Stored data
========================================================================
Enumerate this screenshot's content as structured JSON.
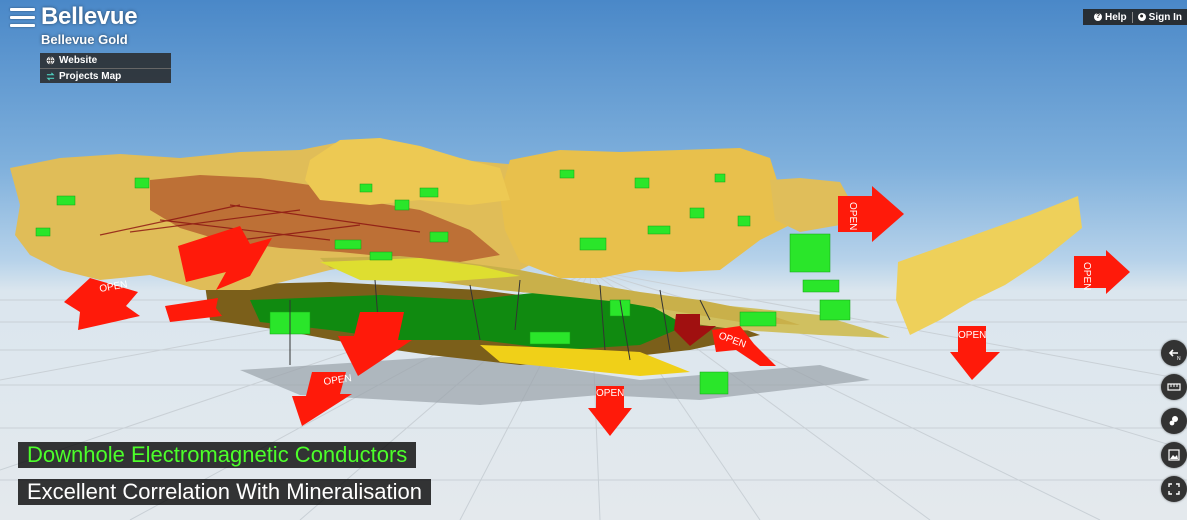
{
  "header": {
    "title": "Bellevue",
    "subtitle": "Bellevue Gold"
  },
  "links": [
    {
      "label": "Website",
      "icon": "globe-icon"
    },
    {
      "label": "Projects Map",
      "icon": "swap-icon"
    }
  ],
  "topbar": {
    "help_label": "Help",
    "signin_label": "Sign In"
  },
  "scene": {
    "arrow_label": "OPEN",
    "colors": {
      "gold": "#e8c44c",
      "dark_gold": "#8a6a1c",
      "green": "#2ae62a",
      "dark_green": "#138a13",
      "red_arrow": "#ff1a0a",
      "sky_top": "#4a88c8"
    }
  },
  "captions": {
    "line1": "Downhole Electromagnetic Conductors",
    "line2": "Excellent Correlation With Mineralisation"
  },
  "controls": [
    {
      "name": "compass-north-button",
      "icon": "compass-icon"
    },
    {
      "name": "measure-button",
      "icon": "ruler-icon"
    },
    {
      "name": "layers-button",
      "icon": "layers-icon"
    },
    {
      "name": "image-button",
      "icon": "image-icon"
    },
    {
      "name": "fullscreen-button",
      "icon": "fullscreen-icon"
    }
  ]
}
========================================================================
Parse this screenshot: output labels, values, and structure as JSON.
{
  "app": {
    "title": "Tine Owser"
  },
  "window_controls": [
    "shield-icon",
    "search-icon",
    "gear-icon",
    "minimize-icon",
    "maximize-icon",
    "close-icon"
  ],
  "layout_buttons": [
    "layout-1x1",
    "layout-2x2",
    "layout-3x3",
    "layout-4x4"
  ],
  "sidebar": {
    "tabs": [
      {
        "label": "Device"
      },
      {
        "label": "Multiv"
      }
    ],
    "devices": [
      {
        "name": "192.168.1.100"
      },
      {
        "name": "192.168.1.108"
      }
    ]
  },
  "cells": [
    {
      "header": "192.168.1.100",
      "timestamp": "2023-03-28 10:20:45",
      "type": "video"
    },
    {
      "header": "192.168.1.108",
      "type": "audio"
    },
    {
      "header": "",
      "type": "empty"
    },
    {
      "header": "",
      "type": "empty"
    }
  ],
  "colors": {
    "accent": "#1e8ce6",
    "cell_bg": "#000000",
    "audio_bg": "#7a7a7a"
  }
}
========================================================================
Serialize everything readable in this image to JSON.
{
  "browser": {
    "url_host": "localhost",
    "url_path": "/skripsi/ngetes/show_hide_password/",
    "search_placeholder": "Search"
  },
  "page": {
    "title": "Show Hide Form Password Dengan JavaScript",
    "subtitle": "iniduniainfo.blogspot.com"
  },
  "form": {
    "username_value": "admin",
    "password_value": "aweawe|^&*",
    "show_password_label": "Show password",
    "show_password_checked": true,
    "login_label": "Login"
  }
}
========================================================================
Pull every line containing "JSON" out of the data above.

◆ **Reply**
Enumerate this screenshot's content as structured JSON.
Parse this screenshot: output labels, values, and structure as JSON.
Serialize everything readable in this image to JSON.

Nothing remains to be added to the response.